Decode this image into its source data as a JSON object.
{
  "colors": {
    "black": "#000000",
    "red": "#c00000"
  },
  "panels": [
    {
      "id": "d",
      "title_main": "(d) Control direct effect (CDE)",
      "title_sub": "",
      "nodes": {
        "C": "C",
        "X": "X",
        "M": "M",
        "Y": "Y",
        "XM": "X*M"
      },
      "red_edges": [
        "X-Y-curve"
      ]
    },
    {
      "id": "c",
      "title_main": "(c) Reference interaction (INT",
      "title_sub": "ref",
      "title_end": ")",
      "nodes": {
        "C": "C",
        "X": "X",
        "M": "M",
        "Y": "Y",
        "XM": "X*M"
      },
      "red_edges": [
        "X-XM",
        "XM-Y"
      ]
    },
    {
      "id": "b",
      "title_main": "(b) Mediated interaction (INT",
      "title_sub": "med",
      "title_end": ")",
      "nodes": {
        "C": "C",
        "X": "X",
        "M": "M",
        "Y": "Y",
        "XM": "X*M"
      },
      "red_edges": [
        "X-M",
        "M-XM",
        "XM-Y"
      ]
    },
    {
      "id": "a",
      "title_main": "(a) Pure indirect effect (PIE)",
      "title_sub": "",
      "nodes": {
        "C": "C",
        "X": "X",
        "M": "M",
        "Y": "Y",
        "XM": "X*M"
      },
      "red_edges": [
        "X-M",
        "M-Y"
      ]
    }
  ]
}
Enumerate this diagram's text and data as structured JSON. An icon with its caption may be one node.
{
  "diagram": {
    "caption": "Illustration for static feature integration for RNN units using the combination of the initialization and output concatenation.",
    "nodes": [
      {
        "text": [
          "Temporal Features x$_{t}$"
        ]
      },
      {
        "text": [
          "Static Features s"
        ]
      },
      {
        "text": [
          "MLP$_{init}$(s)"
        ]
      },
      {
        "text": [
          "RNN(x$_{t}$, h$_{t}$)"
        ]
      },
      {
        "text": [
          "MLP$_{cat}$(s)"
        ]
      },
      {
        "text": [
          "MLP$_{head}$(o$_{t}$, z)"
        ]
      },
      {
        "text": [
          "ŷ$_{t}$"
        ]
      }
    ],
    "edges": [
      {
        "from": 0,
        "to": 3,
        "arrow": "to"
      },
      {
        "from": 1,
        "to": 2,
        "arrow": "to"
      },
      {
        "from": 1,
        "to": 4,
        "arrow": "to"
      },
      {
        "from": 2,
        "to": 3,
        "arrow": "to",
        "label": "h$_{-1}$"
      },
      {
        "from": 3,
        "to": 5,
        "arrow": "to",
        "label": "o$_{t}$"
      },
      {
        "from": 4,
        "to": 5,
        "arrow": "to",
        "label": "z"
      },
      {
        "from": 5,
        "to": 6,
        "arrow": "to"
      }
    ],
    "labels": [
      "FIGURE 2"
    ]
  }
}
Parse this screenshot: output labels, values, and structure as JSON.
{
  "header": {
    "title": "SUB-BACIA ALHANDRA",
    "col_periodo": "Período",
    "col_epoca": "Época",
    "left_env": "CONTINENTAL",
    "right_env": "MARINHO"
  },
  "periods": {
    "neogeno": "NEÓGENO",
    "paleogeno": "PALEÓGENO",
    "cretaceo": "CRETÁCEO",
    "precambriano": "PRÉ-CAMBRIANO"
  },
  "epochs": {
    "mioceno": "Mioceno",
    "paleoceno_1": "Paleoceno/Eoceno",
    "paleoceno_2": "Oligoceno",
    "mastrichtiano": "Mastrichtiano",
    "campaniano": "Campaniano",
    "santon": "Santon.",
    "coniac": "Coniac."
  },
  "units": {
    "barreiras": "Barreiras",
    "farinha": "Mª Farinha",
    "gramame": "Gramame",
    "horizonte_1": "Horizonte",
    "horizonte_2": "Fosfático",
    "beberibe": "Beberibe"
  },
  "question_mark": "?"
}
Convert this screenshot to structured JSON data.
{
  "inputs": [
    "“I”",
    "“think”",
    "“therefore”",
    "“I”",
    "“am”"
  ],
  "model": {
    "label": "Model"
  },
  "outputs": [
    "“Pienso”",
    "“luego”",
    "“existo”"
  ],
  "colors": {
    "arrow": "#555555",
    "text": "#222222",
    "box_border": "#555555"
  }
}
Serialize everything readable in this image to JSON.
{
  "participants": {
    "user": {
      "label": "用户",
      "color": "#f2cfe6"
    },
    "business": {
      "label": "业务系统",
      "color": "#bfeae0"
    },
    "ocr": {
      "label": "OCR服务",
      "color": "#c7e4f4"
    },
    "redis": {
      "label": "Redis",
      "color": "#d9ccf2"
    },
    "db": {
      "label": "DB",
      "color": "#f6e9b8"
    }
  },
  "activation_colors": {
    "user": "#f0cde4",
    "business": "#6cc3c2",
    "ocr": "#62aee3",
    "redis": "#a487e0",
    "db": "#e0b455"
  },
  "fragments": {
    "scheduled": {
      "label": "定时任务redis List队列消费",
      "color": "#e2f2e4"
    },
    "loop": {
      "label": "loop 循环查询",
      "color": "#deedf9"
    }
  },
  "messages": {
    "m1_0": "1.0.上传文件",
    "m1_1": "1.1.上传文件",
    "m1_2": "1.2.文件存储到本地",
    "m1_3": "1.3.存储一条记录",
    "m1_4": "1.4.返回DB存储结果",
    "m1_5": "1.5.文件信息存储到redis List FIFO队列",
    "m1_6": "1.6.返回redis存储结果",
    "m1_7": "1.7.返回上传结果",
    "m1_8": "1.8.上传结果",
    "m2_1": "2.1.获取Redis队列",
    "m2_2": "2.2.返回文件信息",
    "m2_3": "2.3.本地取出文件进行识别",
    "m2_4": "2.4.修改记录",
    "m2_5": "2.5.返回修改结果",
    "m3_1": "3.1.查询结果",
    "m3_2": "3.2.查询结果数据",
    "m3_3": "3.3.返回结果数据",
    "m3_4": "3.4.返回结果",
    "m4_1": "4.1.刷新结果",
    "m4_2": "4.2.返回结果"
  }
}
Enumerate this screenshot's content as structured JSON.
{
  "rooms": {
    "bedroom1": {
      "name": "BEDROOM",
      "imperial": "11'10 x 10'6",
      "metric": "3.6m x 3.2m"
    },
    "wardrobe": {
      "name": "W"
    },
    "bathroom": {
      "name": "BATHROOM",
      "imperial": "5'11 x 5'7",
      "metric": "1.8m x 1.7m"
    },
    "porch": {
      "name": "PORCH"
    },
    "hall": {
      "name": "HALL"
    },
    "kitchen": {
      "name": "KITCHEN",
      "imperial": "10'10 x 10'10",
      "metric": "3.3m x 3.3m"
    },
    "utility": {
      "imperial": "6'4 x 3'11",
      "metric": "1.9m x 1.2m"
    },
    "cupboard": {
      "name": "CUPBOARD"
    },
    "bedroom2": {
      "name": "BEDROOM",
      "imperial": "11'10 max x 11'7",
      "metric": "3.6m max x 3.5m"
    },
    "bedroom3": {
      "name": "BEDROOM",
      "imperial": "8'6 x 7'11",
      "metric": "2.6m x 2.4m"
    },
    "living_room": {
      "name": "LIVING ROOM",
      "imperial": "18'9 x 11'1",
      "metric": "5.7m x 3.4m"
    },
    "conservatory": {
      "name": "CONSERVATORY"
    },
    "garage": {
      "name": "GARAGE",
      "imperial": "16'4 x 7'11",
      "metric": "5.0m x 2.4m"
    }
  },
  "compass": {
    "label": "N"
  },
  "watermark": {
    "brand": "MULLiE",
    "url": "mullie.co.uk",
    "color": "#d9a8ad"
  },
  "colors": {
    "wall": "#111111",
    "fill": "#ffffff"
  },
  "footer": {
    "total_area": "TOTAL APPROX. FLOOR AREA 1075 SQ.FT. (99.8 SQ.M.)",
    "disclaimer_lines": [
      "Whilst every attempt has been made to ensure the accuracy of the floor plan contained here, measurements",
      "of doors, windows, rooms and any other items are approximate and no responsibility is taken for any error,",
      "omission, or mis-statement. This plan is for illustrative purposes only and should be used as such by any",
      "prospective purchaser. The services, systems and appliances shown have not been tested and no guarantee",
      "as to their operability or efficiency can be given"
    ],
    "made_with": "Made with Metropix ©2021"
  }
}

[Stated goal] From the data, list each line in which the string "been" appears.

[Task solution]
      "Whilst every attempt has been made to ensure the accuracy of the floor plan contained here, measurements",
      "prospective purchaser. The services, systems and appliances shown have not been tested and no guarantee",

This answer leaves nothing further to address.